**課題:**
一覧の最初の行から始め、「90, 776, 113]」を含む行で止めて、その範囲の行を一字一句変えずに書き写すこと。

コレクションの項目

■ ■ ■ ■ ■

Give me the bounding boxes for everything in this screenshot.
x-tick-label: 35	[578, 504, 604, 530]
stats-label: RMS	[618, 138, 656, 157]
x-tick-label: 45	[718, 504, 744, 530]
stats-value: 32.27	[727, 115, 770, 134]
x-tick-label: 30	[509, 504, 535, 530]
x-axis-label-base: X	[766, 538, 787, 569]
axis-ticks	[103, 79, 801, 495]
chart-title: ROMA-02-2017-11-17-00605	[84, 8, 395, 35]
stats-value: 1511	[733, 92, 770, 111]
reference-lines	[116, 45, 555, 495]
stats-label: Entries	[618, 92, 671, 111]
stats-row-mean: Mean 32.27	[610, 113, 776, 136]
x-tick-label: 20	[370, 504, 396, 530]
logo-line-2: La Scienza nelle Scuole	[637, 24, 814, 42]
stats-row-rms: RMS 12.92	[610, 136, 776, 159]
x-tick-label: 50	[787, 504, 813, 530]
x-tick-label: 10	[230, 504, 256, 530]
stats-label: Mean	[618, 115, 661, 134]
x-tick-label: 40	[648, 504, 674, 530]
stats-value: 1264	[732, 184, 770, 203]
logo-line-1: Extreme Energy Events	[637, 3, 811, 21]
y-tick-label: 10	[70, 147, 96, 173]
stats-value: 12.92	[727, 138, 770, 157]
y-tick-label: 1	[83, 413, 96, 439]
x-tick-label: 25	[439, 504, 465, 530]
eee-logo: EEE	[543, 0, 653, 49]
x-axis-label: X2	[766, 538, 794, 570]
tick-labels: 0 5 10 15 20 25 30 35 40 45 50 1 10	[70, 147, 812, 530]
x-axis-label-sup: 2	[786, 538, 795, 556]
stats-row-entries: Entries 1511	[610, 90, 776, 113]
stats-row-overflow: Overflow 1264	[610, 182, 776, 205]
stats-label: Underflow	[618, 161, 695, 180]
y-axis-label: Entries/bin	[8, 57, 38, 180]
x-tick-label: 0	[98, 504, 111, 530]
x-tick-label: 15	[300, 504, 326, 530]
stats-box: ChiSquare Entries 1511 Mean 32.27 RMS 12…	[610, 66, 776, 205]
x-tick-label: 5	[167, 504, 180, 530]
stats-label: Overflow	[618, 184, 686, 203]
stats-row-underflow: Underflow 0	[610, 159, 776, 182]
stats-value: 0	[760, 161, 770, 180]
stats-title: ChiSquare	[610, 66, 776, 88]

■ ■ ■ ■ ■

**解答例:**
Give me the bounding boxes for everything in this screenshot.
x-tick-label: 35	[578, 504, 604, 530]
stats-label: RMS	[618, 138, 656, 157]
x-tick-label: 45	[718, 504, 744, 530]
stats-value: 32.27	[727, 115, 770, 134]
x-tick-label: 30	[509, 504, 535, 530]
x-axis-label-base: X	[766, 538, 787, 569]
axis-ticks	[103, 79, 801, 495]
chart-title: ROMA-02-2017-11-17-00605	[84, 8, 395, 35]
stats-value: 1511	[733, 92, 770, 111]
reference-lines	[116, 45, 555, 495]
stats-label: Entries	[618, 92, 671, 111]
stats-row-mean: Mean 32.27	[610, 113, 776, 136]
x-tick-label: 20	[370, 504, 396, 530]
logo-line-2: La Scienza nelle Scuole	[637, 24, 814, 42]
stats-row-rms: RMS 12.92	[610, 136, 776, 159]
x-tick-label: 50	[787, 504, 813, 530]
x-tick-label: 10	[230, 504, 256, 530]
stats-label: Mean	[618, 115, 661, 134]
x-tick-label: 40	[648, 504, 674, 530]
stats-value: 1264	[732, 184, 770, 203]
logo-line-1: Extreme Energy Events	[637, 3, 811, 21]
y-tick-label: 10	[70, 147, 96, 173]
stats-value: 12.92	[727, 138, 770, 157]
y-tick-label: 1	[83, 413, 96, 439]
x-tick-label: 25	[439, 504, 465, 530]
eee-logo: EEE	[543, 0, 653, 49]
x-axis-label: X2	[766, 538, 794, 570]
tick-labels: 0 5 10 15 20 25 30 35 40 45 50 1 10	[70, 147, 812, 530]
x-axis-label-sup: 2	[786, 538, 795, 556]
stats-row-entries: Entries 1511	[610, 90, 776, 113]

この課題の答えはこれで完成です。